Rows from a dataset:
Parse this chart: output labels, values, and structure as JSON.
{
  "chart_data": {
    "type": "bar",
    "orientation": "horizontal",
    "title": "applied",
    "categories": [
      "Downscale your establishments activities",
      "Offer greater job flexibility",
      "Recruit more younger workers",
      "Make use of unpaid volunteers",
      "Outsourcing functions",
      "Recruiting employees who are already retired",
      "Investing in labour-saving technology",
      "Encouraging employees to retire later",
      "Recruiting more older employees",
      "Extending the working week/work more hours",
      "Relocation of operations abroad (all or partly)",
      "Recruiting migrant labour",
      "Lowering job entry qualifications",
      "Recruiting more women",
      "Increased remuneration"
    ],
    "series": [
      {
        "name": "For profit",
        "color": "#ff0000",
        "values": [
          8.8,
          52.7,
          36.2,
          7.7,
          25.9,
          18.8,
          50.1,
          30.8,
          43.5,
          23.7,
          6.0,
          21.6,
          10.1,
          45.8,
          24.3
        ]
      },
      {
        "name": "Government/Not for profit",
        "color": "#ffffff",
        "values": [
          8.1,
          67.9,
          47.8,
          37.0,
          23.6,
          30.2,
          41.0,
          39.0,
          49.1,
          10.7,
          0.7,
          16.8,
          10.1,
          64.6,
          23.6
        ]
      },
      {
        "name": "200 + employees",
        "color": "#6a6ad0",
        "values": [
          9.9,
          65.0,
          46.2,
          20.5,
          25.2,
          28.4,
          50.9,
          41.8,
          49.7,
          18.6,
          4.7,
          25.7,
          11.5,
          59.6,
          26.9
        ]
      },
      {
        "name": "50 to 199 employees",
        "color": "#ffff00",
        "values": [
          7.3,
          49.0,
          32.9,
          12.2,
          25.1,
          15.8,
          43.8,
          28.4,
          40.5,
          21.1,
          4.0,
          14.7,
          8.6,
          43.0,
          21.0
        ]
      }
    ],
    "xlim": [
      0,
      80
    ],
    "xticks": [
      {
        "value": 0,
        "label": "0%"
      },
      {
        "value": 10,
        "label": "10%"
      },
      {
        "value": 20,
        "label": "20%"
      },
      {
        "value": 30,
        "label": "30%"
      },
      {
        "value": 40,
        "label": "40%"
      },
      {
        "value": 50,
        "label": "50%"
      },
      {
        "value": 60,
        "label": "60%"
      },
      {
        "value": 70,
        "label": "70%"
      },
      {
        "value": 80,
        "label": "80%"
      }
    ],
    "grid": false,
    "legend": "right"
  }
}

BRIEF —
Go through the records above and set each one down exactly, please.

RIGHT ANSWER —
Parse this chart: output labels, values, and structure as JSON.
{
  "chart_data": {
    "type": "bar",
    "orientation": "horizontal",
    "title": "applied",
    "categories": [
      "Downscale your establishments activities",
      "Offer greater job flexibility",
      "Recruit more younger workers",
      "Make use of unpaid volunteers",
      "Outsourcing functions",
      "Recruiting employees who are already retired",
      "Investing in labour-saving technology",
      "Encouraging employees to retire later",
      "Recruiting more older employees",
      "Extending the working week/work more hours",
      "Relocation of operations abroad (all or partly)",
      "Recruiting migrant labour",
      "Lowering job entry qualifications",
      "Recruiting more women",
      "Increased remuneration"
    ],
    "series": [
      {
        "name": "For profit",
        "color": "#ff0000",
        "values": [
          8.8,
          52.7,
          36.2,
          7.7,
          25.9,
          18.8,
          50.1,
          30.8,
          43.5,
          23.7,
          6.0,
          21.6,
          10.1,
          45.8,
          24.3
        ]
      },
      {
        "name": "Government/Not for profit",
        "color": "#ffffff",
        "values": [
          8.1,
          67.9,
          47.8,
          37.0,
          23.6,
          30.2,
          41.0,
          39.0,
          49.1,
          10.7,
          0.7,
          16.8,
          10.1,
          64.6,
          23.6
        ]
      },
      {
        "name": "200 + employees",
        "color": "#6a6ad0",
        "values": [
          9.9,
          65.0,
          46.2,
          20.5,
          25.2,
          28.4,
          50.9,
          41.8,
          49.7,
          18.6,
          4.7,
          25.7,
          11.5,
          59.6,
          26.9
        ]
      },
      {
        "name": "50 to 199 employees",
        "color": "#ffff00",
        "values": [
          7.3,
          49.0,
          32.9,
          12.2,
          25.1,
          15.8,
          43.8,
          28.4,
          40.5,
          21.1,
          4.0,
          14.7,
          8.6,
          43.0,
          21.0
        ]
      }
    ],
    "xlim": [
      0,
      80
    ],
    "xticks": [
      {
        "value": 0,
        "label": "0%"
      },
      {
        "value": 10,
        "label": "10%"
      },
      {
        "value": 20,
        "label": "20%"
      },
      {
        "value": 30,
        "label": "30%"
      },
      {
        "value": 40,
        "label": "40%"
      },
      {
        "value": 50,
        "label": "50%"
      },
      {
        "value": 60,
        "label": "60%"
      },
      {
        "value": 70,
        "label": "70%"
      },
      {
        "value": 80,
        "label": "80%"
      }
    ],
    "grid": false,
    "legend": "right"
  }
}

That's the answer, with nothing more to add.